Find each line with the word "TradingView" in it, then give the total alone.

Stored records:
-*-*-

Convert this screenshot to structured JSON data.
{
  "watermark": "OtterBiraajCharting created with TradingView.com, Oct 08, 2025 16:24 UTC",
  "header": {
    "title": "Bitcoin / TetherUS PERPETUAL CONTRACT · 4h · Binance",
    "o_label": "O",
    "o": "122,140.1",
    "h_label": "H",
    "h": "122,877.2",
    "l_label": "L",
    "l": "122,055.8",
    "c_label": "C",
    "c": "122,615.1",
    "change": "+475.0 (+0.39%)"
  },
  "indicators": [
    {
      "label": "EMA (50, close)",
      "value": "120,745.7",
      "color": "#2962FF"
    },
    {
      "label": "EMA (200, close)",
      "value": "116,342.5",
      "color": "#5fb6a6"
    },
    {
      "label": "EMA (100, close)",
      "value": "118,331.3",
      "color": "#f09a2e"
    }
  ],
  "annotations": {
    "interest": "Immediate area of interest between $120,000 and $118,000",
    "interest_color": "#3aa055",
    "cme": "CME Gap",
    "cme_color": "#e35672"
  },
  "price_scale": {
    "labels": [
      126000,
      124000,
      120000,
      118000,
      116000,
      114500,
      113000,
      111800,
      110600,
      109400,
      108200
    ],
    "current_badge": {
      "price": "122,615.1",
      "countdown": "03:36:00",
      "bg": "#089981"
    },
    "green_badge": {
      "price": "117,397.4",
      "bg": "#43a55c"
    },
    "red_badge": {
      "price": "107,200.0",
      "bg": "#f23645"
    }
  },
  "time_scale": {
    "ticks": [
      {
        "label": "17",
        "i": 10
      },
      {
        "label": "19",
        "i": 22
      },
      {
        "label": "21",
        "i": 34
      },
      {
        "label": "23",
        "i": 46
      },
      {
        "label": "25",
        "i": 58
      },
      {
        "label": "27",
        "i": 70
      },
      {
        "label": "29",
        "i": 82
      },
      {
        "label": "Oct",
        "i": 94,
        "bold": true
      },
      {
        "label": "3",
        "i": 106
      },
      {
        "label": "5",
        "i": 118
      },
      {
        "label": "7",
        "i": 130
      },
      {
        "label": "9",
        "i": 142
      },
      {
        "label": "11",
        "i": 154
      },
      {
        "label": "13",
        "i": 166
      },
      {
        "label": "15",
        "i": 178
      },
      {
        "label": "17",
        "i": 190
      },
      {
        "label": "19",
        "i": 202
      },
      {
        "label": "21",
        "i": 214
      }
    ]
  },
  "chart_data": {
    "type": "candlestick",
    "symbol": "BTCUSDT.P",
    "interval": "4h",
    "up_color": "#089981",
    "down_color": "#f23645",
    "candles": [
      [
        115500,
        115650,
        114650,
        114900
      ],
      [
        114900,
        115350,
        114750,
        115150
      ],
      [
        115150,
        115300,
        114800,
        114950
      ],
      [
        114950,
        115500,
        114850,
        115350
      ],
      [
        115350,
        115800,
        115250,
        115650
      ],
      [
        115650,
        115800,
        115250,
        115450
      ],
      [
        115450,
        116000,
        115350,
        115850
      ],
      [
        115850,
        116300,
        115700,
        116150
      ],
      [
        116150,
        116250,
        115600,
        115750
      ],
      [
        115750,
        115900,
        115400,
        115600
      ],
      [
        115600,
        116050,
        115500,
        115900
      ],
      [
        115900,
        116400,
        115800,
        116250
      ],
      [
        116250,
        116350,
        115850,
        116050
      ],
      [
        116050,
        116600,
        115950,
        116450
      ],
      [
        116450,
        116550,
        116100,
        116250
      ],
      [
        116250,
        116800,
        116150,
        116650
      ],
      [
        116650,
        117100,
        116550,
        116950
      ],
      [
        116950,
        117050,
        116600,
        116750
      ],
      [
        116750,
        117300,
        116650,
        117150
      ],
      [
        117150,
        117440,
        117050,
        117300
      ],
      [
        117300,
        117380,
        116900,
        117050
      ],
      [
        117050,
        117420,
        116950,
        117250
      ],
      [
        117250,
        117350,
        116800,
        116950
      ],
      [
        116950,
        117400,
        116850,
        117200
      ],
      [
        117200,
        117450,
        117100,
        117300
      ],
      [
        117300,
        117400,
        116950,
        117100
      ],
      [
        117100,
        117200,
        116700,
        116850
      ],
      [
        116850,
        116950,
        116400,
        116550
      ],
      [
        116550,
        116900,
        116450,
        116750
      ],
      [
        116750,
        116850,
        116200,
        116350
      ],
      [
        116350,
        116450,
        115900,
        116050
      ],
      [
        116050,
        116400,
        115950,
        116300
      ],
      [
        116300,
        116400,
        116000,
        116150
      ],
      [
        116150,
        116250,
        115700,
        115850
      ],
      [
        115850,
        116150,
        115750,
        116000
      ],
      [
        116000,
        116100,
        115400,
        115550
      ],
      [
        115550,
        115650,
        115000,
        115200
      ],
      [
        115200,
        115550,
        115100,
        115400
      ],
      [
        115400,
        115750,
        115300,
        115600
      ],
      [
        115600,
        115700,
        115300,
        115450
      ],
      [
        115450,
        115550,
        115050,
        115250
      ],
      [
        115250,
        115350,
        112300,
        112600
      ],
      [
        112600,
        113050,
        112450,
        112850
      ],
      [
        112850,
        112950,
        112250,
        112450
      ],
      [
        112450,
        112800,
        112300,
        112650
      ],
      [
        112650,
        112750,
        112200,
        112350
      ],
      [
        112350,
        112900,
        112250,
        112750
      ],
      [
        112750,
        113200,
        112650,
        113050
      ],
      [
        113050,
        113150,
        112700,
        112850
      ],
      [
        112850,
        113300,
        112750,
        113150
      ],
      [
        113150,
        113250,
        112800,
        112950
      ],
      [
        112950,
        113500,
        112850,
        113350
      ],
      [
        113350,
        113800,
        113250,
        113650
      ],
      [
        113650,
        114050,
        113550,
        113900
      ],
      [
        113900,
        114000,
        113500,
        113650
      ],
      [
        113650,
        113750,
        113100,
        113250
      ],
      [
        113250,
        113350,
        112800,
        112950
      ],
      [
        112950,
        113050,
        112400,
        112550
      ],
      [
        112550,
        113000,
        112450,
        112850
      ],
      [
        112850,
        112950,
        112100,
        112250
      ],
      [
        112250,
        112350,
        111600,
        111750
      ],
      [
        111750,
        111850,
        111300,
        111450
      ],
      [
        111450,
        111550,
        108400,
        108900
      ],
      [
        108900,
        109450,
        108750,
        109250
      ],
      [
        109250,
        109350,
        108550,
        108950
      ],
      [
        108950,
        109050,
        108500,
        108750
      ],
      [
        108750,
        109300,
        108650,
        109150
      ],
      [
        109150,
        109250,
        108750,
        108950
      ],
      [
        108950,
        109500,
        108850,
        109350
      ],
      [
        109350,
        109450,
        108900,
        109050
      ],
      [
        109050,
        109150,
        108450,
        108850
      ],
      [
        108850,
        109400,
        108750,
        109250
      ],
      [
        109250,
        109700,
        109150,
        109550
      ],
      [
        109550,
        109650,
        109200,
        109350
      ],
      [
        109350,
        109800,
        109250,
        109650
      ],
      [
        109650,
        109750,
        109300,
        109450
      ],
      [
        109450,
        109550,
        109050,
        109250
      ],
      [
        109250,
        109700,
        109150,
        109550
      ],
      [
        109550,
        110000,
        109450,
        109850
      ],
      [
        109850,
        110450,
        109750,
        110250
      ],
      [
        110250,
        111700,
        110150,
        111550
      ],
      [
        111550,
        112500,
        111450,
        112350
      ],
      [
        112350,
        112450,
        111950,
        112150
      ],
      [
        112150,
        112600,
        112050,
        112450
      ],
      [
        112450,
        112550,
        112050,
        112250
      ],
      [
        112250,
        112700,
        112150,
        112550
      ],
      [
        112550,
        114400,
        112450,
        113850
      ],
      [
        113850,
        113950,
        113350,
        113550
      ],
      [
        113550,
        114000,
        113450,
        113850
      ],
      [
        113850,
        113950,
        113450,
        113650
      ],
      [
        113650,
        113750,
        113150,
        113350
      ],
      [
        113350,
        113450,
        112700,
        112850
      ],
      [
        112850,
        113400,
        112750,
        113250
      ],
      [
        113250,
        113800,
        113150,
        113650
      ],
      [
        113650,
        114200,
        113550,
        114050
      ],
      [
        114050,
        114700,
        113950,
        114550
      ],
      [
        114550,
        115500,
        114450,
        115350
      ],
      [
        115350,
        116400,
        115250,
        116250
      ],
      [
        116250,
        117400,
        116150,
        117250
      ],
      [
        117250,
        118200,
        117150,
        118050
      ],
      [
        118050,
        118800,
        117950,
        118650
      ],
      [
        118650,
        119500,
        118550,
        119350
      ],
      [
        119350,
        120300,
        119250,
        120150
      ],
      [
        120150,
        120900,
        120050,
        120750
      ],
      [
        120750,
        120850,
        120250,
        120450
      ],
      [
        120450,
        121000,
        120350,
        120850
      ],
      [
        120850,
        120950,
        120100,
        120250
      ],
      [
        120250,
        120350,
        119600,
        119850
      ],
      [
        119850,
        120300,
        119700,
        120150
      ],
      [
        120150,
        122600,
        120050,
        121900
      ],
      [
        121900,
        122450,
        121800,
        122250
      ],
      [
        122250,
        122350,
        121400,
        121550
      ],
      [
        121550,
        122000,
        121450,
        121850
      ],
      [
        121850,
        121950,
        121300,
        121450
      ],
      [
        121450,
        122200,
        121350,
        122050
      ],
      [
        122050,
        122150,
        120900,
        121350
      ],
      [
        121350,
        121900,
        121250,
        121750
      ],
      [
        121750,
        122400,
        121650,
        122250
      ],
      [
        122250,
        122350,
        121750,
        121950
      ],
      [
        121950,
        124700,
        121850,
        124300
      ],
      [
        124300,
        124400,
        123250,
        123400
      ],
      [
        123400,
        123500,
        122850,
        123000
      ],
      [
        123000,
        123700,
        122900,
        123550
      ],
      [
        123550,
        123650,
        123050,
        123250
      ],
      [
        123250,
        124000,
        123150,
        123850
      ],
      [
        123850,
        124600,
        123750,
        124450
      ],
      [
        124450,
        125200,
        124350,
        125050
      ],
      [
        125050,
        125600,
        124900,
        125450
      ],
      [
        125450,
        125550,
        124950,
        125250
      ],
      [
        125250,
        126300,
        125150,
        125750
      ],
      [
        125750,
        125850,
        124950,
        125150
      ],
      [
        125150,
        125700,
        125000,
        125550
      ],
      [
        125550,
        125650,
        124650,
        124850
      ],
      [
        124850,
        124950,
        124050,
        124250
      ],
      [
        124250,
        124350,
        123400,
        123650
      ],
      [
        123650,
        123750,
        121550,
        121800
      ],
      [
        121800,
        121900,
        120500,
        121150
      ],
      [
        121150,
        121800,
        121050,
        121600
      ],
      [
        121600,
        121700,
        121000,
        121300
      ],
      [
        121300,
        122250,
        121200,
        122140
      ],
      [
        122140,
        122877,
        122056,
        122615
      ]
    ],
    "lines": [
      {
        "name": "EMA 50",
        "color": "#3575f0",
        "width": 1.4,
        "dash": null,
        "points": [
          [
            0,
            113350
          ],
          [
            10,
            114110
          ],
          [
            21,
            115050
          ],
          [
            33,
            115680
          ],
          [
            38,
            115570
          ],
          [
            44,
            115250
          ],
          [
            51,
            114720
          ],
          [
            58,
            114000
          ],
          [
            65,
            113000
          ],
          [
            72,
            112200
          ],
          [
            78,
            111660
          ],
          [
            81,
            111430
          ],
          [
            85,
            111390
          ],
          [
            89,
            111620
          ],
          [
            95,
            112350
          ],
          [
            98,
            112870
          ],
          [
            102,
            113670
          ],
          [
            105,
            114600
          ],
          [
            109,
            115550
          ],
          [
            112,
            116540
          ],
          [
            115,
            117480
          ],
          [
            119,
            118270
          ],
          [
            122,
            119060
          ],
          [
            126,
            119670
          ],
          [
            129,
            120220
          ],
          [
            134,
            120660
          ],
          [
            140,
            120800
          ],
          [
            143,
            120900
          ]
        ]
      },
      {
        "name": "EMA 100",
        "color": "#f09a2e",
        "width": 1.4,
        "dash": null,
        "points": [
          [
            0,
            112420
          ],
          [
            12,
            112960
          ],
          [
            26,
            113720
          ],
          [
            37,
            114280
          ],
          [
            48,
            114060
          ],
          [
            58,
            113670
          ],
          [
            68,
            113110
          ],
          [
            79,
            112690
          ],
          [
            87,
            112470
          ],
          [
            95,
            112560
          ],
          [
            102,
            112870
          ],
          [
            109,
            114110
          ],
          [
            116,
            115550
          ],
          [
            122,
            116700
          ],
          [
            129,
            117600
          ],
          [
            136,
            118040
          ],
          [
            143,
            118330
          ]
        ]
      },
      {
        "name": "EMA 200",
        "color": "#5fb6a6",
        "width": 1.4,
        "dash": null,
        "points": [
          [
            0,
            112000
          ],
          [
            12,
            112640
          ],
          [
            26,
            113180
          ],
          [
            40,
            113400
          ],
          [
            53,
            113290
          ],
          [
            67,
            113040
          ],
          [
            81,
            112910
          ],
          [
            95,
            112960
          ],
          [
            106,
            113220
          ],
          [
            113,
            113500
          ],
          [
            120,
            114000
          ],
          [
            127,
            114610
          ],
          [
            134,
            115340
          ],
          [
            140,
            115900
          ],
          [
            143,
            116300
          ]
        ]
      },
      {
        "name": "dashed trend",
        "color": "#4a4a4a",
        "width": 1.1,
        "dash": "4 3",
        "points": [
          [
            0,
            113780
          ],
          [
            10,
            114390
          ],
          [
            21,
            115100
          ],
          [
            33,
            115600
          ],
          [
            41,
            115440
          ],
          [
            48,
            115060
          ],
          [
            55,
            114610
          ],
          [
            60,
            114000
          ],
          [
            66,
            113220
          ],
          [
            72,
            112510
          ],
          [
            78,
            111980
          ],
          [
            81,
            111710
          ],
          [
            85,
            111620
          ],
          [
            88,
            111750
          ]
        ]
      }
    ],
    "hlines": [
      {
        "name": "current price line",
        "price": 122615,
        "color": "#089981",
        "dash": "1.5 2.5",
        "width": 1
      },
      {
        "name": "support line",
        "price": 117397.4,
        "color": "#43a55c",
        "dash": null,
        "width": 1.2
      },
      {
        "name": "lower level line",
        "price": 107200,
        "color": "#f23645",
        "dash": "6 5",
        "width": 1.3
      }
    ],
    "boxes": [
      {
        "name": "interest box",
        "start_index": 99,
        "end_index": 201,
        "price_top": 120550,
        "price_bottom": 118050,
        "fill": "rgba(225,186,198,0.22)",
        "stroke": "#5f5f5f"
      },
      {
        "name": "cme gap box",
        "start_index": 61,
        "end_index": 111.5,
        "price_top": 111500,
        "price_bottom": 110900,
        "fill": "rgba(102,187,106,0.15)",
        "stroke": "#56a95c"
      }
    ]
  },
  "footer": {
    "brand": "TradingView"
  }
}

-*-*-

**OUTPUT BELOW:** 2